-------- Provided entries --------

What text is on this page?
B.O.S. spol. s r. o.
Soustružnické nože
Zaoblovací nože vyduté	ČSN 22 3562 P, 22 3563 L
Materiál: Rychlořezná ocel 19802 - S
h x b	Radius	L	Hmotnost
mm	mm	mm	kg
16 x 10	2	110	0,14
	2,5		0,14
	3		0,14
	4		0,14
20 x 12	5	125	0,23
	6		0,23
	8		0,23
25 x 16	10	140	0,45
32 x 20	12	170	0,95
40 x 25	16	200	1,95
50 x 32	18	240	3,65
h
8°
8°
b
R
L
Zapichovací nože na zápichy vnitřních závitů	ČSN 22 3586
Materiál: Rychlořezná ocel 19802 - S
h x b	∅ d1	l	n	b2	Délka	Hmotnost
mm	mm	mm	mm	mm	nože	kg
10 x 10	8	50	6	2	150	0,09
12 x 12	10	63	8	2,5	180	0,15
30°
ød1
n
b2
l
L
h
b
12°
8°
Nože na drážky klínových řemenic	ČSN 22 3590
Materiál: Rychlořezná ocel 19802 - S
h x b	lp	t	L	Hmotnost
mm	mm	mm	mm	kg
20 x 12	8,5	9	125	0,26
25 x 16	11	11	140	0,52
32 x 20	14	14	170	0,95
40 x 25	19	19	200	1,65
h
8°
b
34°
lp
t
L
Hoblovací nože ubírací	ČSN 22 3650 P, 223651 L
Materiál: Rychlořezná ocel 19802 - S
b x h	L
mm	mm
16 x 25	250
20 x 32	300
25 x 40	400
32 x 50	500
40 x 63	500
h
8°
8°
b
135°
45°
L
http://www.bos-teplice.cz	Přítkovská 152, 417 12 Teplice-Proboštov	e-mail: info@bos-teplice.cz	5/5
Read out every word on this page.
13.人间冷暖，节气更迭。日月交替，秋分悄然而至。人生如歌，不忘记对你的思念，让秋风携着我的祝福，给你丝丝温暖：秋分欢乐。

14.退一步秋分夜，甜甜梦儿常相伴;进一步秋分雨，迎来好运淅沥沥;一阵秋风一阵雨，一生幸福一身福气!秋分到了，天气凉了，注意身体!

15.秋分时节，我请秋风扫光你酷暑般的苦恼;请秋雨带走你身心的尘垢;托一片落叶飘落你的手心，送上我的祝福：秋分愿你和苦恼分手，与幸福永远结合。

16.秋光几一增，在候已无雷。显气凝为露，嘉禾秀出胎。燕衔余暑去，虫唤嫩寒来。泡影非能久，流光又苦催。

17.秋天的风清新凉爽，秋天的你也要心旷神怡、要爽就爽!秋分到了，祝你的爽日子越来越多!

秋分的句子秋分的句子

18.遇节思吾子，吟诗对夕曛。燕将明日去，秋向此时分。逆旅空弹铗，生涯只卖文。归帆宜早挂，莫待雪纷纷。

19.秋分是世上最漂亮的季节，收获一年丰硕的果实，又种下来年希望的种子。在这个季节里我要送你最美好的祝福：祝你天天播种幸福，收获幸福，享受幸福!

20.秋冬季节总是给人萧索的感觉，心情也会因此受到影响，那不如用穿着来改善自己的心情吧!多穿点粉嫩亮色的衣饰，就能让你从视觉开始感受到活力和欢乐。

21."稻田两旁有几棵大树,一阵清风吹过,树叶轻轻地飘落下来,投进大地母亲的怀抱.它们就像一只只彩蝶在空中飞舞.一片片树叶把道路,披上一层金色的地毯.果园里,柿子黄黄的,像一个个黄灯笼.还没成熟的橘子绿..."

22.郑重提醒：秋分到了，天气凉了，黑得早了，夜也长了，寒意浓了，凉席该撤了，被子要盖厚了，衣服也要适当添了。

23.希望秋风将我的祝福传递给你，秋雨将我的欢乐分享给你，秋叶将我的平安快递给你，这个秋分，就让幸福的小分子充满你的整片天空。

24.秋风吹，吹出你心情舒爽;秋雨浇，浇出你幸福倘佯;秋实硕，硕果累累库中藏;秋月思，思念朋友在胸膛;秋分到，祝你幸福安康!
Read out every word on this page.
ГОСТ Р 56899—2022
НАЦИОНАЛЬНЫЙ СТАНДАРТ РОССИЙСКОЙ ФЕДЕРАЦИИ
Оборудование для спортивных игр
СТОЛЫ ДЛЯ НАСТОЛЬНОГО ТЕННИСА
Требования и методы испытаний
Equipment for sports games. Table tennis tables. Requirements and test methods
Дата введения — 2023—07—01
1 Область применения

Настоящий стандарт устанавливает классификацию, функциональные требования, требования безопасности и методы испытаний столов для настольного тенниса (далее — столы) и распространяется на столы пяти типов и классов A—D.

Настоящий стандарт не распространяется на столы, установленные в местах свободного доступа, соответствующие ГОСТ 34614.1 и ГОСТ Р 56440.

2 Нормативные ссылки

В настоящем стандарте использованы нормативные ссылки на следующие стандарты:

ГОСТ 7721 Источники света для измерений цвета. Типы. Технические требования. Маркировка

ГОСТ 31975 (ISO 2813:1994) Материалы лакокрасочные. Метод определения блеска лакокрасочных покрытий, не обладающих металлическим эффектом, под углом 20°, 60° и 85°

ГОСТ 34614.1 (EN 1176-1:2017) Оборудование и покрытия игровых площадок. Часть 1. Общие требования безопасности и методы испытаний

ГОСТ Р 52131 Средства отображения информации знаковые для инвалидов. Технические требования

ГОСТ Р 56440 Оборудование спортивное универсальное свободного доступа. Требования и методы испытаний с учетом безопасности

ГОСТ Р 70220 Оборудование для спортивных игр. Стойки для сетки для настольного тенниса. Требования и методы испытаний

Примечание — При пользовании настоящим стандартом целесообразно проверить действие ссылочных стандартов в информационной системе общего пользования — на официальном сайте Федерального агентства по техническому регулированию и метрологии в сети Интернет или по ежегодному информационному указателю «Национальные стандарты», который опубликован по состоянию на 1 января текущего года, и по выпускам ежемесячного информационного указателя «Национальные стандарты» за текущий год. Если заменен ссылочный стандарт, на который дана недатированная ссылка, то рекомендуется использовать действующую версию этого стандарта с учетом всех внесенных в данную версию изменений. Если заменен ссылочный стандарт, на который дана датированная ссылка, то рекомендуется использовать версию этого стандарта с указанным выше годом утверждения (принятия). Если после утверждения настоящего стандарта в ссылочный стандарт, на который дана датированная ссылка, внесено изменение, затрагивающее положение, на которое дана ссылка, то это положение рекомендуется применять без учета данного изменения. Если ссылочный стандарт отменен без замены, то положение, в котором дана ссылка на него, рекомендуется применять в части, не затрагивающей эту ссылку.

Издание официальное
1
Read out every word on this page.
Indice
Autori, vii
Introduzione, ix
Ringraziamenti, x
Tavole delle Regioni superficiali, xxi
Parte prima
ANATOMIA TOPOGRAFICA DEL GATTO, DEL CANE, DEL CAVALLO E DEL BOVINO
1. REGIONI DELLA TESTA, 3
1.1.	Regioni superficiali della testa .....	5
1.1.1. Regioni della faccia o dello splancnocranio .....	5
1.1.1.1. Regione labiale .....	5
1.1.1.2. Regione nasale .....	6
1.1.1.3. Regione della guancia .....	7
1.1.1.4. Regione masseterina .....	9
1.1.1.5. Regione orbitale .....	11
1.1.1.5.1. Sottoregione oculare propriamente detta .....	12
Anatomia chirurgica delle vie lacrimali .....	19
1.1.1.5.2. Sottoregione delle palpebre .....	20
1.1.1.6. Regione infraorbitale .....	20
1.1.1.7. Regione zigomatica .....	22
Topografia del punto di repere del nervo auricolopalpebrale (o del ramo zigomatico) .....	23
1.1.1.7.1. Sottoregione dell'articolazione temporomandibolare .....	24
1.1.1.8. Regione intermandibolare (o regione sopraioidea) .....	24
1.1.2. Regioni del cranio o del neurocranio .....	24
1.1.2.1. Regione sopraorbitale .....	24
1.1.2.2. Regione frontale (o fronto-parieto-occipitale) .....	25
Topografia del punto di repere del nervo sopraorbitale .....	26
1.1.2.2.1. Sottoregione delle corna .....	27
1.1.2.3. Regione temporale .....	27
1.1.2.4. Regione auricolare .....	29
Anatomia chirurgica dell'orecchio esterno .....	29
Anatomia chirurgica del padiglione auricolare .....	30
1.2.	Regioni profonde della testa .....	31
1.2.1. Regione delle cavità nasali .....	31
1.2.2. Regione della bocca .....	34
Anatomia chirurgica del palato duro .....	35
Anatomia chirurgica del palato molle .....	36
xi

--------

▸ Exercise aim
Pick out and copy the lines of the entries that hold the string "ссылки".

▸ Correct output
2 Нормативные ссылки
В настоящем стандарте использованы нормативные ссылки на следующие стандарты:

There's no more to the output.